→ **WORK TO BE COMPLETED**:
The complete listing should be restated exactly.

** Begin SUPPLIED RECORDS **

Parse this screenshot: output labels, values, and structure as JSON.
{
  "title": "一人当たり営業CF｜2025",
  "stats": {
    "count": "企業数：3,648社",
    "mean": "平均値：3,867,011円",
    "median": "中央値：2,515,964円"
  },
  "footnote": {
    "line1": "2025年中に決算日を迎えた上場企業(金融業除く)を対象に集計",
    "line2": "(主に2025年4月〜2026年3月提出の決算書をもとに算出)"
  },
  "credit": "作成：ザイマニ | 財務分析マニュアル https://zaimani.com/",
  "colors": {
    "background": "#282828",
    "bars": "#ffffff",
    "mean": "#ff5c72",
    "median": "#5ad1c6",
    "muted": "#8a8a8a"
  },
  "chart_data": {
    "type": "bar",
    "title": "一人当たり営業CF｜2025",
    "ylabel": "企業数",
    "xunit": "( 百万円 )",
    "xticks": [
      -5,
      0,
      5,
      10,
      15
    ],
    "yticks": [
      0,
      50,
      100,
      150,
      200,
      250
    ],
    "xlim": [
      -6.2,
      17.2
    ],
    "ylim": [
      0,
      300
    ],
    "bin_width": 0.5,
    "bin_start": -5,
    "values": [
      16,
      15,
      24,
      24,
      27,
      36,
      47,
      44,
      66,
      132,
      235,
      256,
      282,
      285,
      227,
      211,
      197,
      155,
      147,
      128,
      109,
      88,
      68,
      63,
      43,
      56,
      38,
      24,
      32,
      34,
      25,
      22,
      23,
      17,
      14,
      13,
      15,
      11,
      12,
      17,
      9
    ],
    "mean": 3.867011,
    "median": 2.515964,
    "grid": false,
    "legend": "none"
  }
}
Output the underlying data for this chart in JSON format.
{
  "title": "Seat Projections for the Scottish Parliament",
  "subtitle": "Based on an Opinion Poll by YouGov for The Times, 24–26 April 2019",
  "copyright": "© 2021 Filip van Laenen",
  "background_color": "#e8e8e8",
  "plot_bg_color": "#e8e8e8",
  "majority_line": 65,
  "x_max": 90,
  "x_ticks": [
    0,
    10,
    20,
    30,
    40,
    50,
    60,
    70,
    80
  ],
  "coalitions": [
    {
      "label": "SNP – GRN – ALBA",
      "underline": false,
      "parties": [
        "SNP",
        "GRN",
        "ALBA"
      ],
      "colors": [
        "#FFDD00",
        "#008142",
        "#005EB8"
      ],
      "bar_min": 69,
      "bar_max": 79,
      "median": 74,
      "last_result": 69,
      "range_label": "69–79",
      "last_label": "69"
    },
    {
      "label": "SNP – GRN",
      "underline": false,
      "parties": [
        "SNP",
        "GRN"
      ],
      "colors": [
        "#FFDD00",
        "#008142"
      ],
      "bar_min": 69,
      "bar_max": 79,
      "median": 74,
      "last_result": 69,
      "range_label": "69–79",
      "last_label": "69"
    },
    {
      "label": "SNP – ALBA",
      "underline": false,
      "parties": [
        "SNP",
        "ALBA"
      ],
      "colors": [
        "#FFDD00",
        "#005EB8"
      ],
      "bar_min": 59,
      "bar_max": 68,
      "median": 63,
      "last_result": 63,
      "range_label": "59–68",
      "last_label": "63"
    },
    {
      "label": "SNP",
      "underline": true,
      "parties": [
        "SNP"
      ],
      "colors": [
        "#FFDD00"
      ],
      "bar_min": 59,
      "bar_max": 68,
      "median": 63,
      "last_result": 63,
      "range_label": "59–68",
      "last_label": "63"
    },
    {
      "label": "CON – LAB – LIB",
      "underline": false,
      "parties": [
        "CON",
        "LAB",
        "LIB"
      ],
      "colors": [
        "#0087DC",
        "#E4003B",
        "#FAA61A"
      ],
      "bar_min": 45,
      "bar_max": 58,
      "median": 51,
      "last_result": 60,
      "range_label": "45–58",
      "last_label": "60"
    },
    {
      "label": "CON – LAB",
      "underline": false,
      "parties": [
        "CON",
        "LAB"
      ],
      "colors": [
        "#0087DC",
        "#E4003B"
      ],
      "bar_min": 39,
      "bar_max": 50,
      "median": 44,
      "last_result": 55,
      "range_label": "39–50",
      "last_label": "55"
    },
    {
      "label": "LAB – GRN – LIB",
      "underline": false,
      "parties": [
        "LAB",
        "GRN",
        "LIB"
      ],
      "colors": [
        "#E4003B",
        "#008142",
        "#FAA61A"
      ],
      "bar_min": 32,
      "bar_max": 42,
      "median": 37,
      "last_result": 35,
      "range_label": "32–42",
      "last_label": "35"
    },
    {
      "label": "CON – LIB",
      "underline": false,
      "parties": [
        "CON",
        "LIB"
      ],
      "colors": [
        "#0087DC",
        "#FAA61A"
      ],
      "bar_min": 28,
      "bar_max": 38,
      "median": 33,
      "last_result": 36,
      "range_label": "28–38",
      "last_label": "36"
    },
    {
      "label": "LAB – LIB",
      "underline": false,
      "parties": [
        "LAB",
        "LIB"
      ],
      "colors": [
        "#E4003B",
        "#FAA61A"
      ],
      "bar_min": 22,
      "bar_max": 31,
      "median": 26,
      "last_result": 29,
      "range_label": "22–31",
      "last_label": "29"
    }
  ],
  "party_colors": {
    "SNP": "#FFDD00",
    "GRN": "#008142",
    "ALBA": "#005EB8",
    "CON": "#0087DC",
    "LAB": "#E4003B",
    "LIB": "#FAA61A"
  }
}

** End SUPPLIED RECORDS **

→ **ANSWER IN FULL**:
Parse this screenshot: output labels, values, and structure as JSON.
{
  "title": "一人当たり営業CF｜2025",
  "stats": {
    "count": "企業数：3,648社",
    "mean": "平均値：3,867,011円",
    "median": "中央値：2,515,964円"
  },
  "footnote": {
    "line1": "2025年中に決算日を迎えた上場企業(金融業除く)を対象に集計",
    "line2": "(主に2025年4月〜2026年3月提出の決算書をもとに算出)"
  },
  "credit": "作成：ザイマニ | 財務分析マニュアル https://zaimani.com/",
  "colors": {
    "background": "#282828",
    "bars": "#ffffff",
    "mean": "#ff5c72",
    "median": "#5ad1c6",
    "muted": "#8a8a8a"
  },
  "chart_data": {
    "type": "bar",
    "title": "一人当たり営業CF｜2025",
    "ylabel": "企業数",
    "xunit": "( 百万円 )",
    "xticks": [
      -5,
      0,
      5,
      10,
      15
    ],
    "yticks": [
      0,
      50,
      100,
      150,
      200,
      250
    ],
    "xlim": [
      -6.2,
      17.2
    ],
    "ylim": [
      0,
      300
    ],
    "bin_width": 0.5,
    "bin_start": -5,
    "values": [
      16,
      15,
      24,
      24,
      27,
      36,
      47,
      44,
      66,
      132,
      235,
      256,
      282,
      285,
      227,
      211,
      197,
      155,
      147,
      128,
      109,
      88,
      68,
      63,
      43,
      56,
      38,
      24,
      32,
      34,
      25,
      22,
      23,
      17,
      14,
      13,
      15,
      11,
      12,
      17,
      9
    ],
    "mean": 3.867011,
    "median": 2.515964,
    "grid": false,
    "legend": "none"
  }
}
Output the underlying data for this chart in JSON format.
{
  "title": "Seat Projections for the Scottish Parliament",
  "subtitle": "Based on an Opinion Poll by YouGov for The Times, 24–26 April 2019",
  "copyright": "© 2021 Filip van Laenen",
  "background_color": "#e8e8e8",
  "plot_bg_color": "#e8e8e8",
  "majority_line": 65,
  "x_max": 90,
  "x_ticks": [
    0,
    10,
    20,
    30,
    40,
    50,
    60,
    70,
    80
  ],
  "coalitions": [
    {
      "label": "SNP – GRN – ALBA",
      "underline": false,
      "parties": [
        "SNP",
        "GRN",
        "ALBA"
      ],
      "colors": [
        "#FFDD00",
        "#008142",
        "#005EB8"
      ],
      "bar_min": 69,
      "bar_max": 79,
      "median": 74,
      "last_result": 69,
      "range_label": "69–79",
      "last_label": "69"
    },
    {
      "label": "SNP – GRN",
      "underline": false,
      "parties": [
        "SNP",
        "GRN"
      ],
      "colors": [
        "#FFDD00",
        "#008142"
      ],
      "bar_min": 69,
      "bar_max": 79,
      "median": 74,
      "last_result": 69,
      "range_label": "69–79",
      "last_label": "69"
    },
    {
      "label": "SNP – ALBA",
      "underline": false,
      "parties": [
        "SNP",
        "ALBA"
      ],
      "colors": [
        "#FFDD00",
        "#005EB8"
      ],
      "bar_min": 59,
      "bar_max": 68,
      "median": 63,
      "last_result": 63,
      "range_label": "59–68",
      "last_label": "63"
    },
    {
      "label": "SNP",
      "underline": true,
      "parties": [
        "SNP"
      ],
      "colors": [
        "#FFDD00"
      ],
      "bar_min": 59,
      "bar_max": 68,
      "median": 63,
      "last_result": 63,
      "range_label": "59–68",
      "last_label": "63"
    },
    {
      "label": "CON – LAB – LIB",
      "underline": false,
      "parties": [
        "CON",
        "LAB",
        "LIB"
      ],
      "colors": [
        "#0087DC",
        "#E4003B",
        "#FAA61A"
      ],
      "bar_min": 45,
      "bar_max": 58,
      "median": 51,
      "last_result": 60,
      "range_label": "45–58",
      "last_label": "60"
    },
    {
      "label": "CON – LAB",
      "underline": false,
      "parties": [
        "CON",
        "LAB"
      ],
      "colors": [
        "#0087DC",
        "#E4003B"
      ],
      "bar_min": 39,
      "bar_max": 50,
      "median": 44,
      "last_result": 55,
      "range_label": "39–50",
      "last_label": "55"
    },
    {
      "label": "LAB – GRN – LIB",
      "underline": false,
      "parties": [
        "LAB",
        "GRN",
        "LIB"
      ],
      "colors": [
        "#E4003B",
        "#008142",
        "#FAA61A"
      ],
      "bar_min": 32,
      "bar_max": 42,
      "median": 37,
      "last_result": 35,
      "range_label": "32–42",
      "last_label": "35"
    },
    {
      "label": "CON – LIB",
      "underline": false,
      "parties": [
        "CON",
        "LIB"
      ],
      "colors": [
        "#0087DC",
        "#FAA61A"
      ],
      "bar_min": 28,
      "bar_max": 38,
      "median": 33,
      "last_result": 36,
      "range_label": "28–38",
      "last_label": "36"
    },
    {
      "label": "LAB – LIB",
      "underline": false,
      "parties": [
        "LAB",
        "LIB"
      ],
      "colors": [
        "#E4003B",
        "#FAA61A"
      ],
      "bar_min": 22,
      "bar_max": 31,
      "median": 26,
      "last_result": 29,
      "range_label": "22–31",
      "last_label": "29"
    }
  ],
  "party_colors": {
    "SNP": "#FFDD00",
    "GRN": "#008142",
    "ALBA": "#005EB8",
    "CON": "#0087DC",
    "LAB": "#E4003B",
    "LIB": "#FAA61A"
  }
}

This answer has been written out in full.